* Exercise description
Search the material below for the word "البلاد". Copy every line that has it.

>> start

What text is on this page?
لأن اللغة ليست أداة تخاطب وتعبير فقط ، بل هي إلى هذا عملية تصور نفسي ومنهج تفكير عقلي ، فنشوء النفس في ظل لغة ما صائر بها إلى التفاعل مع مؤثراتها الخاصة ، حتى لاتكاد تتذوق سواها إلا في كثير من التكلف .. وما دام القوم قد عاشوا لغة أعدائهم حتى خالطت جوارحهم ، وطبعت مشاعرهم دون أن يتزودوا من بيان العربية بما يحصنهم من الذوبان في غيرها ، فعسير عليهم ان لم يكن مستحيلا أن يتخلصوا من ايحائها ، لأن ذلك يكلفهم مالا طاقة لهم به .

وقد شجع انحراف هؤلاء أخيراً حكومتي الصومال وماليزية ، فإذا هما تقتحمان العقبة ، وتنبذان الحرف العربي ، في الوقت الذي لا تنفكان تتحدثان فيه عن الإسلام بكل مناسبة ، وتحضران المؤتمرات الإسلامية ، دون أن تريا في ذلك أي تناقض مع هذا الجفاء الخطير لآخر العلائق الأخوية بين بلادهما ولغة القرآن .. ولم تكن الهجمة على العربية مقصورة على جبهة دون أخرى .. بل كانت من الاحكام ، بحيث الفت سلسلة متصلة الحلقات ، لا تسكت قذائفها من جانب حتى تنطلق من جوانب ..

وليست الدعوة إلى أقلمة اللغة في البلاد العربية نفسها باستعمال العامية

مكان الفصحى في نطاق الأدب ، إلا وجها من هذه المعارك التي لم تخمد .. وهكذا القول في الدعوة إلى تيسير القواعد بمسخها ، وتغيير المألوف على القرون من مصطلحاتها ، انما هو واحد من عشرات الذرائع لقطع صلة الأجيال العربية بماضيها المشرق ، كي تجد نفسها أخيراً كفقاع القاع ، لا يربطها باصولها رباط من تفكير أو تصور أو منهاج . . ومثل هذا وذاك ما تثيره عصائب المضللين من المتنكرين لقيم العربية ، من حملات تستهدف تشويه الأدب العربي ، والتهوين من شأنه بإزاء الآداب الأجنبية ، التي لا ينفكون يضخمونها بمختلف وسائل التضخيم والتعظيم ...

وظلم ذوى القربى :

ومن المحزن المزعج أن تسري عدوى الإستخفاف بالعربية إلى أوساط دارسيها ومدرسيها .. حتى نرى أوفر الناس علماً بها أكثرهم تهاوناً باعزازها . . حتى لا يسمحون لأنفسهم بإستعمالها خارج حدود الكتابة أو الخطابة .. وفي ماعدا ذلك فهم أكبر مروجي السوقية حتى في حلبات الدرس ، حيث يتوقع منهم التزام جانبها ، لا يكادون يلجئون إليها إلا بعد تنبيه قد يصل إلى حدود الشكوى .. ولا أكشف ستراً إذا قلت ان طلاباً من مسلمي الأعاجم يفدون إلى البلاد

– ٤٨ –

>> end

* Written solution
وليست الدعوة إلى أقلمة اللغة في البلاد العربية نفسها باستعمال العامية
ومن المحزن المزعج أن تسري عدوى الإستخفاف بالعربية إلى أوساط دارسيها ومدرسيها .. حتى نرى أوفر الناس علماً بها أكثرهم تهاوناً باعزازها . . حتى لا يسمحون لأنفسهم بإستعمالها خارج حدود الكتابة أو الخطابة .. وفي ماعدا ذلك فهم أكبر مروجي السوقية حتى في حلبات الدرس ، حيث يتوقع منهم التزام جانبها ، لا يكادون يلجئون إليها إلا بعد تنبيه قد يصل إلى حدود الشكوى .. ولا أكشف ستراً إذا قلت ان طلاباً من مسلمي الأعاجم يفدون إلى البلاد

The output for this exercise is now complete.